AIM OF THE TASK:
From the data that follows, copy every line holding the string "国旗下讲话稿".

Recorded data
********************
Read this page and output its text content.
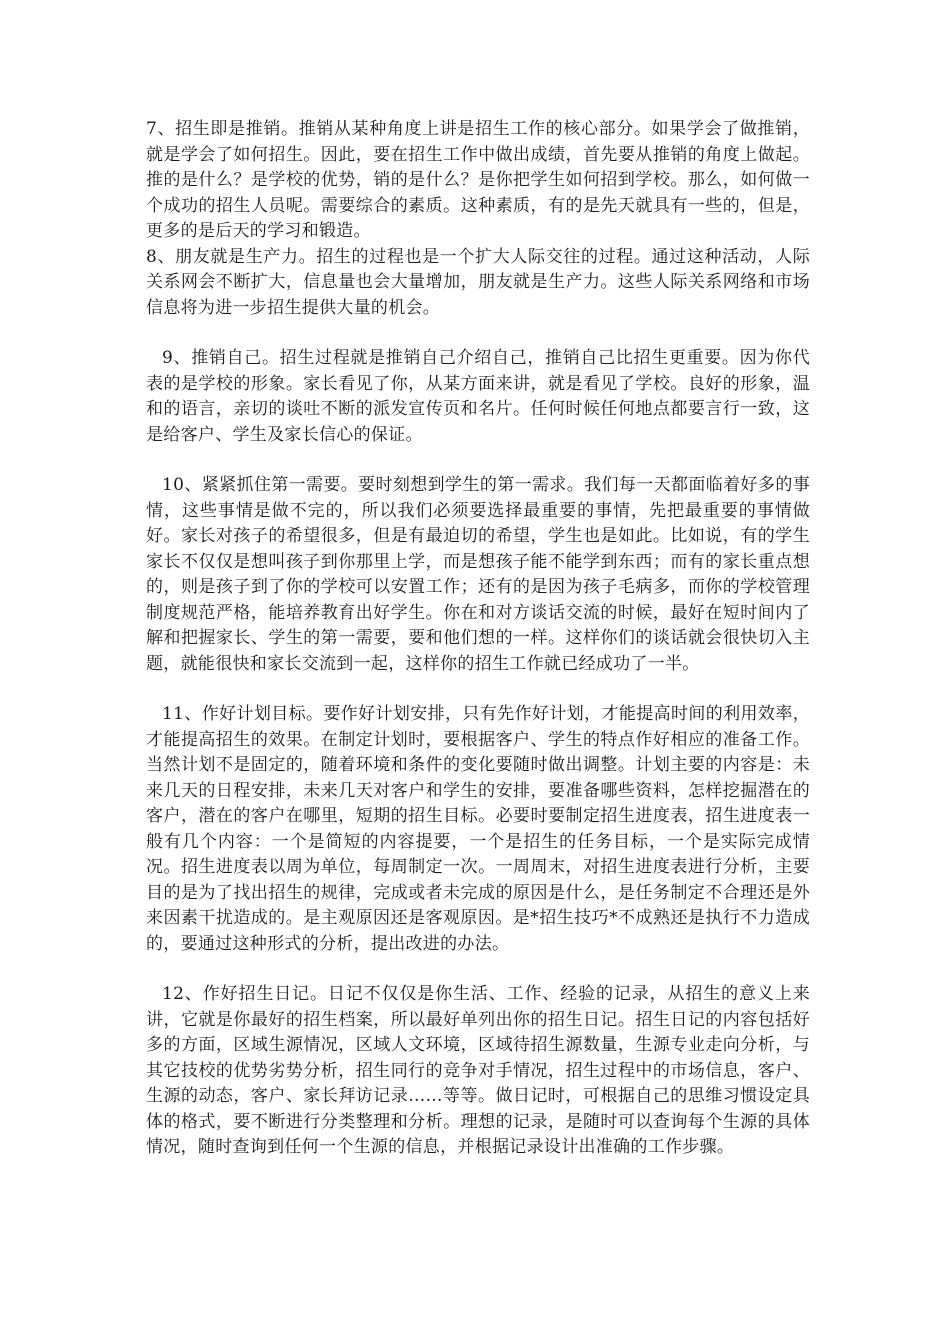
7、招生即是推销。推销从某种角度上讲是招生工作的核心部分。如果学会了做推销，就是学会了如何招生。因此，要在招生工作中做出成绩，首先要从推销的角度上做起。推的是什么？是学校的优势，销的是什么？是你把学生如何招到学校。那么，如何做一个成功的招生人员呢。需要综合的素质。这种素质，有的是先天就具有一些的，但是，更多的是后天的学习和锻造。

8、朋友就是生产力。招生的过程也是一个扩大人际交往的过程。通过这种活动，人际关系网会不断扩大，信息量也会大量增加，朋友就是生产力。这些人际关系网络和市场信息将为进一步招生提供大量的机会。

9、推销自己。招生过程就是推销自己介绍自己，推销自己比招生更重要。因为你代表的是学校的形象。家长看见了你，从某方面来讲，就是看见了学校。良好的形象，温和的语言，亲切的谈吐不断的派发宣传页和名片。任何时候任何地点都要言行一致，这是给客户、学生及家长信心的保证。

10、紧紧抓住第一需要。要时刻想到学生的第一需求。我们每一天都面临着好多的事情，这些事情是做不完的，所以我们必须要选择最重要的事情，先把最重要的事情做好。家长对孩子的希望很多，但是有最迫切的希望，学生也是如此。比如说，有的学生家长不仅仅是想叫孩子到你那里上学，而是想孩子能不能学到东西；而有的家长重点想的，则是孩子到了你的学校可以安置工作；还有的是因为孩子毛病多，而你的学校管理制度规范严格，能培养教育出好学生。你在和对方谈话交流的时候，最好在短时间内了解和把握家长、学生的第一需要，要和他们想的一样。这样你们的谈话就会很快切入主题，就能很快和家长交流到一起，这样你的招生工作就已经成功了一半。

11、作好计划目标。要作好计划安排，只有先作好计划，才能提高时间的利用效率，才能提高招生的效果。在制定计划时，要根据客户、学生的特点作好相应的准备工作。当然计划不是固定的，随着环境和条件的变化要随时做出调整。计划主要的内容是：未来几天的日程安排，未来几天对客户和学生的安排，要准备哪些资料，怎样挖掘潜在的客户，潜在的客户在哪里，短期的招生目标。必要时要制定招生进度表，招生进度表一般有几个内容：一个是简短的内容提要，一个是招生的任务目标，一个是实际完成情况。招生进度表以周为单位，每周制定一次。一周周末，对招生进度表进行分析，主要目的是为了找出招生的规律，完成或者未完成的原因是什么，是任务制定不合理还是外来因素干扰造成的。是主观原因还是客观原因。是*招生技巧*不成熟还是执行不力造成的，要通过这种形式的分析，提出改进的办法。

12、作好招生日记。日记不仅仅是你生活、工作、经验的记录，从招生的意义上来讲，它就是你最好的招生档案，所以最好单列出你的招生日记。招生日记的内容包括好多的方面，区域生源情况，区域人文环境，区域待招生源数量，生源专业走向分析，与其它技校的优势劣势分析，招生同行的竞争对手情况，招生过程中的市场信息，客户、生源的动态，客户、家长拜访记录……等等。做日记时，可根据自己的思维习惯设定具体的格式，要不断进行分类整理和分析。理想的记录，是随时可以查询每个生源的具体情况，随时查询到任何一个生源的信息，并根据记录设计出准确的工作步骤。
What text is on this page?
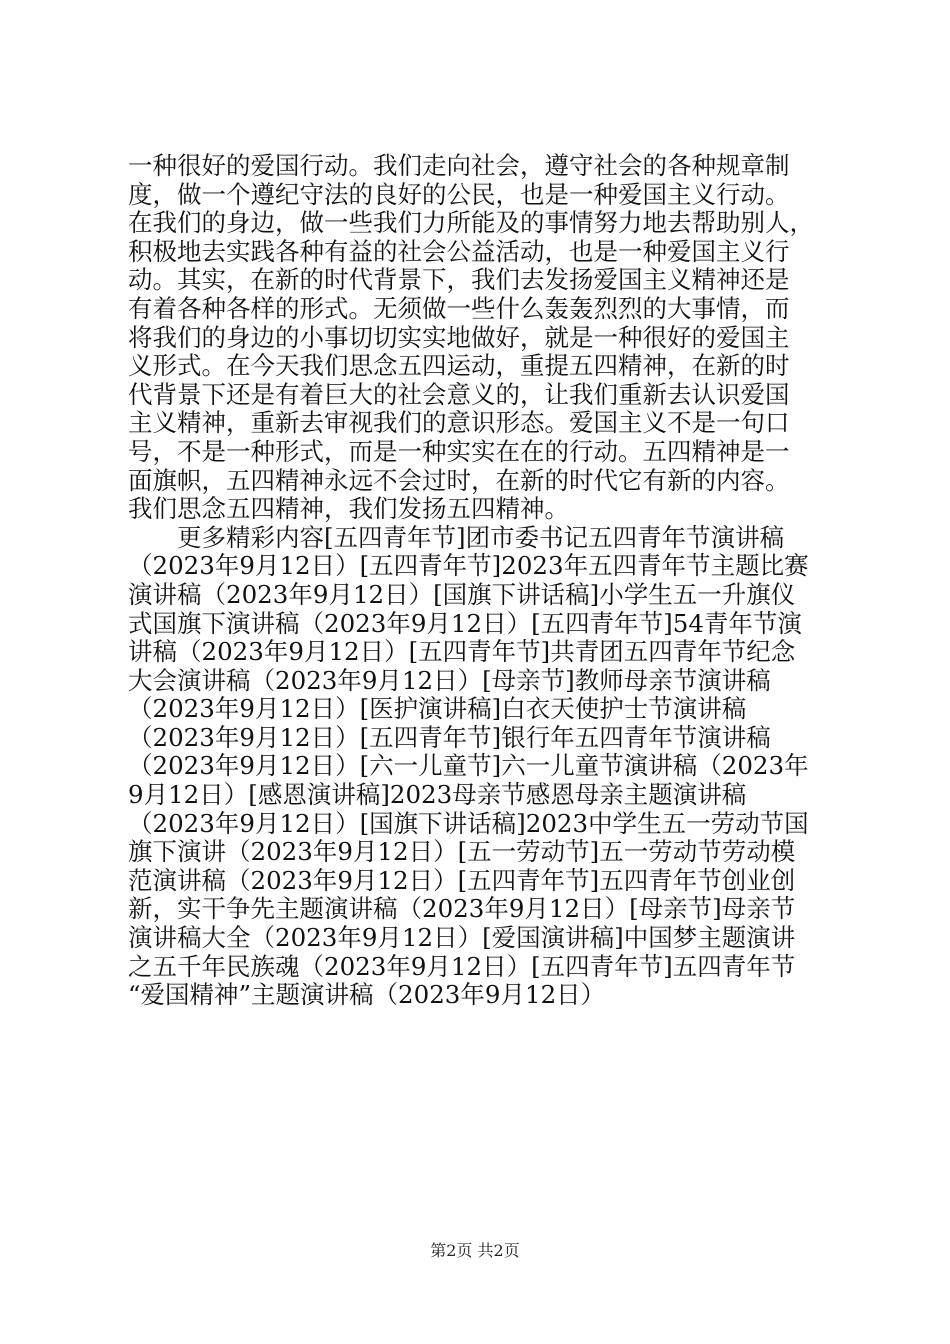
一种很好的爱国行动。我们走向社会，遵守社会的各种规章制
度，做一个遵纪守法的良好的公民，也是一种爱国主义行动。
在我们的身边，做一些我们力所能及的事情努力地去帮助别人，
积极地去实践各种有益的社会公益活动，也是一种爱国主义行
动。其实，在新的时代背景下，我们去发扬爱国主义精神还是
有着各种各样的形式。无须做一些什么轰轰烈烈的大事情，而
将我们的身边的小事切切实实地做好，就是一种很好的爱国主
义形式。在今天我们思念五四运动，重提五四精神，在新的时
代背景下还是有着巨大的社会意义的，让我们重新去认识爱国
主义精神，重新去审视我们的意识形态。爱国主义不是一句口
号，不是一种形式，而是一种实实在在的行动。五四精神是一
面旗帜，五四精神永远不会过时，在新的时代它有新的内容。
我们思念五四精神，我们发扬五四精神。
　　更多精彩内容[五四青年节]团市委书记五四青年节演讲稿
（2023年9月12日）[五四青年节]2023年五四青年节主题比赛
演讲稿（2023年9月12日）[国旗下讲话稿]小学生五一升旗仪
式国旗下演讲稿（2023年9月12日）[五四青年节]54青年节演
讲稿（2023年9月12日）[五四青年节]共青团五四青年节纪念
大会演讲稿（2023年9月12日）[母亲节]教师母亲节演讲稿
（2023年9月12日）[医护演讲稿]白衣天使护士节演讲稿
（2023年9月12日）[五四青年节]银行年五四青年节演讲稿
（2023年9月12日）[六一儿童节]六一儿童节演讲稿（2023年
9月12日）[感恩演讲稿]2023母亲节感恩母亲主题演讲稿
（2023年9月12日）[国旗下讲话稿]2023中学生五一劳动节国
旗下演讲（2023年9月12日）[五一劳动节]五一劳动节劳动模
范演讲稿（2023年9月12日）[五四青年节]五四青年节创业创
新，实干争先主题演讲稿（2023年9月12日）[母亲节]母亲节
演讲稿大全（2023年9月12日）[爱国演讲稿]中国梦主题演讲
之五千年民族魂（2023年9月12日）[五四青年节]五四青年节
“爱国精神”主题演讲稿（2023年9月12日）
第2页 共2页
********************
ANSWER TO THIS EXERCISE:
演讲稿（2023年9月12日）[国旗下讲话稿]小学生五一升旗仪
（2023年9月12日）[国旗下讲话稿]2023中学生五一劳动节国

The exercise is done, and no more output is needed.